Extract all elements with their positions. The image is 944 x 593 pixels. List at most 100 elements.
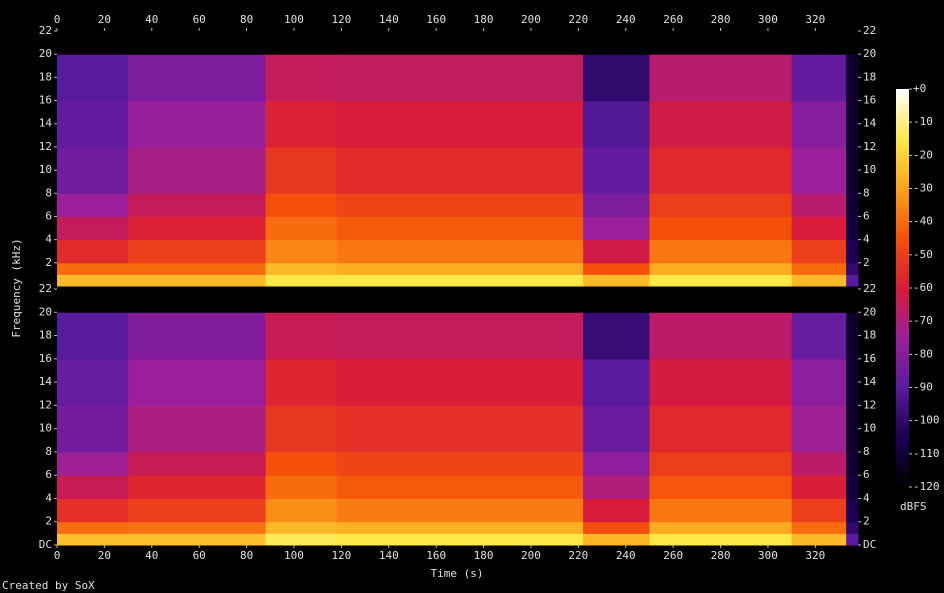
- spectrogram-cell: [265, 312, 338, 360]
- spectrogram-cell: [846, 533, 859, 546]
- spectrogram-cell: [128, 451, 267, 476]
- spectrogram-cell: [649, 533, 793, 546]
- spectrogram-cell: [846, 498, 859, 523]
- y-tick-label: 10: [39, 163, 52, 176]
- colorbar-tick-label: -110: [913, 447, 940, 460]
- spectrogram-cell: [128, 289, 267, 313]
- spectrogram-cell: [583, 312, 650, 360]
- colorbar-tick-label: -80: [913, 347, 933, 360]
- spectrogram-cell: [336, 475, 584, 499]
- y-tick-label: 20: [39, 305, 52, 318]
- x-tick-label: 280: [711, 549, 731, 562]
- x-tick-label: 260: [663, 549, 683, 562]
- spectrogram-cell: [57, 262, 129, 275]
- y-tick-label: 18: [39, 329, 52, 342]
- spectrogram-cell: [649, 358, 793, 406]
- spectrogram-cell: [336, 100, 584, 148]
- spectrogram-cell: [336, 274, 584, 287]
- spectrogram-cell: [265, 289, 338, 313]
- spectrogram-cell: [128, 358, 267, 406]
- y-tick-label: 12: [863, 398, 876, 411]
- x-tick-label: 320: [805, 549, 825, 562]
- y-tick-label: 14: [863, 375, 877, 388]
- x-tick-label: 220: [568, 549, 588, 562]
- spectrogram-cell: [583, 239, 650, 264]
- spectrogram-cell: [791, 274, 847, 287]
- colorbar-tick-label: -40: [913, 215, 933, 228]
- spectrogram-cell: [583, 100, 650, 148]
- y-tick-label: 12: [39, 140, 52, 153]
- spectrogram-cell: [583, 31, 650, 55]
- y-tick-label: 8: [45, 445, 52, 458]
- y-tick-label: 22: [863, 282, 876, 295]
- spectrogram-cell: [791, 498, 847, 523]
- spectrogram-cell: [649, 239, 793, 264]
- y-tick-label: 16: [863, 352, 876, 365]
- colorbar-label: dBFS: [900, 500, 927, 513]
- colorbar-tick-label: -20: [913, 148, 933, 161]
- spectrogram-cell: [336, 262, 584, 275]
- y-tick-label: DC: [863, 538, 876, 551]
- spectrogram-cell: [791, 358, 847, 406]
- spectrogram-cell: [649, 312, 793, 360]
- spectrogram-cell: [336, 521, 584, 534]
- spectrogram-cell: [265, 54, 338, 102]
- spectrogram-cell: [649, 289, 793, 313]
- y-tick-label: 4: [863, 233, 870, 246]
- spectrogram-cell: [791, 262, 847, 275]
- x-tick-label: 220: [568, 13, 588, 26]
- spectrogram-cell: [649, 100, 793, 148]
- x-tick-label: 80: [240, 549, 253, 562]
- spectrogram-cell: [583, 274, 650, 287]
- x-tick-label: 140: [379, 13, 399, 26]
- x-tick-label: 200: [521, 549, 541, 562]
- spectrogram-cell: [649, 31, 793, 55]
- spectrogram-cell: [791, 405, 847, 453]
- y-tick-label: 10: [863, 422, 876, 435]
- y-tick-label: 16: [39, 94, 52, 107]
- x-tick-label: 160: [426, 13, 446, 26]
- spectrogram-cell: [846, 239, 859, 264]
- spectrogram-cell: [128, 216, 267, 241]
- spectrogram-cell: [57, 451, 129, 476]
- spectrogram-cell: [128, 146, 267, 194]
- spectrogram-cell: [128, 475, 267, 499]
- spectrogram-cell: [649, 498, 793, 523]
- spectrogram-cell: [336, 289, 584, 313]
- colorbar-tick-label: -120: [913, 480, 940, 493]
- spectrogram-cell: [846, 31, 859, 55]
- spectrogram-cell: [791, 193, 847, 217]
- y-tick-label: 6: [45, 209, 52, 222]
- x-tick-label: 40: [145, 13, 158, 26]
- x-axis-label: Time (s): [431, 567, 484, 580]
- spectrogram-cell: [336, 31, 584, 55]
- spectrogram-cell: [791, 289, 847, 313]
- spectrogram-cell: [57, 216, 129, 241]
- x-tick-label: 80: [240, 13, 253, 26]
- colorbar-tick-label: -50: [913, 248, 933, 261]
- y-tick-label: 4: [45, 233, 52, 246]
- spectrogram-cell: [649, 146, 793, 194]
- spectrogram-cell: [128, 312, 267, 360]
- spectrogram-cell: [846, 289, 859, 313]
- spectrogram-cell: [265, 146, 338, 194]
- spectrogram-cell: [265, 216, 338, 241]
- y-tick-label: 4: [45, 491, 52, 504]
- spectrogram-cell: [336, 358, 584, 406]
- spectrogram-cell: [57, 289, 129, 313]
- spectrogram-cell: [846, 521, 859, 534]
- spectrogram-cell: [336, 533, 584, 546]
- spectrogram-cell: [128, 521, 267, 534]
- x-tick-label: 300: [758, 549, 778, 562]
- y-tick-label: 8: [863, 445, 870, 458]
- spectrogram-cell: [57, 498, 129, 523]
- spectrogram-cell: [336, 54, 584, 102]
- spectrogram-cell: [846, 146, 859, 194]
- x-tick-label: 60: [193, 549, 206, 562]
- spectrogram-cell: [791, 521, 847, 534]
- y-tick-label: 18: [863, 70, 876, 83]
- spectrogram-cell: [846, 193, 859, 217]
- y-tick-label: 10: [39, 422, 52, 435]
- x-tick-label: 300: [758, 13, 778, 26]
- x-tick-label: 120: [331, 549, 351, 562]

---

== STATED TASK ==
Write out every one of the lines above without changing anything, and leave any pictures out of your answer.

== EXERCISE RESPONSE ==
Extract all elements with their positions. The image is 944 x 593 pixels. List at most 100 elements.
- spectrogram-cell: [265, 312, 338, 360]
- spectrogram-cell: [846, 533, 859, 546]
- spectrogram-cell: [128, 451, 267, 476]
- spectrogram-cell: [649, 533, 793, 546]
- spectrogram-cell: [846, 498, 859, 523]
- y-tick-label: 10: [39, 163, 52, 176]
- colorbar-tick-label: -110: [913, 447, 940, 460]
- spectrogram-cell: [128, 289, 267, 313]
- spectrogram-cell: [583, 312, 650, 360]
- colorbar-tick-label: -80: [913, 347, 933, 360]
- spectrogram-cell: [336, 475, 584, 499]
- y-tick-label: 20: [39, 305, 52, 318]
- x-tick-label: 280: [711, 549, 731, 562]
- x-tick-label: 260: [663, 549, 683, 562]
- spectrogram-cell: [57, 262, 129, 275]
- y-tick-label: 18: [39, 329, 52, 342]
- spectrogram-cell: [649, 358, 793, 406]
- spectrogram-cell: [336, 100, 584, 148]
- spectrogram-cell: [336, 274, 584, 287]
- spectrogram-cell: [265, 289, 338, 313]
- spectrogram-cell: [128, 358, 267, 406]
- y-tick-label: 12: [863, 398, 876, 411]
- x-tick-label: 320: [805, 549, 825, 562]
- y-tick-label: 14: [863, 375, 877, 388]
- x-tick-label: 220: [568, 549, 588, 562]
- spectrogram-cell: [583, 239, 650, 264]
- spectrogram-cell: [791, 274, 847, 287]
- colorbar-tick-label: -40: [913, 215, 933, 228]
- spectrogram-cell: [583, 100, 650, 148]
- y-tick-label: 12: [39, 140, 52, 153]
- spectrogram-cell: [583, 31, 650, 55]
- y-tick-label: 8: [45, 445, 52, 458]
- y-tick-label: 22: [863, 282, 876, 295]
- spectrogram-cell: [791, 498, 847, 523]
- spectrogram-cell: [649, 239, 793, 264]
- y-tick-label: 16: [863, 352, 876, 365]
- colorbar-label: dBFS: [900, 500, 927, 513]
- colorbar-tick-label: -20: [913, 148, 933, 161]
- spectrogram-cell: [336, 262, 584, 275]
- y-tick-label: DC: [863, 538, 876, 551]
- spectrogram-cell: [791, 358, 847, 406]
- spectrogram-cell: [649, 312, 793, 360]
- spectrogram-cell: [336, 521, 584, 534]
- spectrogram-cell: [265, 54, 338, 102]
- spectrogram-cell: [649, 289, 793, 313]
- y-tick-label: 4: [863, 233, 870, 246]
- spectrogram-cell: [791, 262, 847, 275]
- x-tick-label: 220: [568, 13, 588, 26]
- spectrogram-cell: [649, 100, 793, 148]
- x-tick-label: 80: [240, 549, 253, 562]
- spectrogram-cell: [583, 274, 650, 287]
- x-tick-label: 140: [379, 13, 399, 26]
- x-tick-label: 200: [521, 549, 541, 562]
- spectrogram-cell: [649, 31, 793, 55]
- spectrogram-cell: [791, 405, 847, 453]
- y-tick-label: 10: [863, 422, 876, 435]
- y-tick-label: 16: [39, 94, 52, 107]
- x-tick-label: 160: [426, 13, 446, 26]
- spectrogram-cell: [846, 239, 859, 264]
- spectrogram-cell: [128, 216, 267, 241]
- spectrogram-cell: [57, 451, 129, 476]
- spectrogram-cell: [128, 146, 267, 194]
- spectrogram-cell: [128, 475, 267, 499]
- spectrogram-cell: [649, 498, 793, 523]
- spectrogram-cell: [336, 289, 584, 313]
- colorbar-tick-label: -120: [913, 480, 940, 493]
- spectrogram-cell: [846, 31, 859, 55]
- spectrogram-cell: [791, 193, 847, 217]
- y-tick-label: 6: [45, 209, 52, 222]
- x-tick-label: 40: [145, 13, 158, 26]
- x-axis-label: Time (s): [431, 567, 484, 580]
- spectrogram-cell: [336, 31, 584, 55]
- spectrogram-cell: [791, 289, 847, 313]
- spectrogram-cell: [57, 216, 129, 241]
- x-tick-label: 80: [240, 13, 253, 26]
- colorbar-tick-label: -50: [913, 248, 933, 261]
- y-tick-label: 4: [45, 233, 52, 246]
- spectrogram-cell: [649, 146, 793, 194]
- spectrogram-cell: [128, 312, 267, 360]
- spectrogram-cell: [846, 289, 859, 313]
- spectrogram-cell: [265, 146, 338, 194]
- spectrogram-cell: [265, 216, 338, 241]
- y-tick-label: 4: [45, 491, 52, 504]
- spectrogram-cell: [336, 358, 584, 406]
- spectrogram-cell: [57, 289, 129, 313]
- spectrogram-cell: [846, 521, 859, 534]
- spectrogram-cell: [336, 533, 584, 546]
- spectrogram-cell: [128, 521, 267, 534]
- x-tick-label: 300: [758, 549, 778, 562]
- y-tick-label: 8: [863, 445, 870, 458]
- spectrogram-cell: [57, 498, 129, 523]
- spectrogram-cell: [336, 54, 584, 102]
- spectrogram-cell: [846, 146, 859, 194]
- x-tick-label: 60: [193, 549, 206, 562]
- spectrogram-cell: [791, 521, 847, 534]
- y-tick-label: 18: [863, 70, 876, 83]
- spectrogram-cell: [846, 193, 859, 217]
- y-tick-label: 10: [39, 422, 52, 435]
- x-tick-label: 300: [758, 13, 778, 26]
- x-tick-label: 120: [331, 549, 351, 562]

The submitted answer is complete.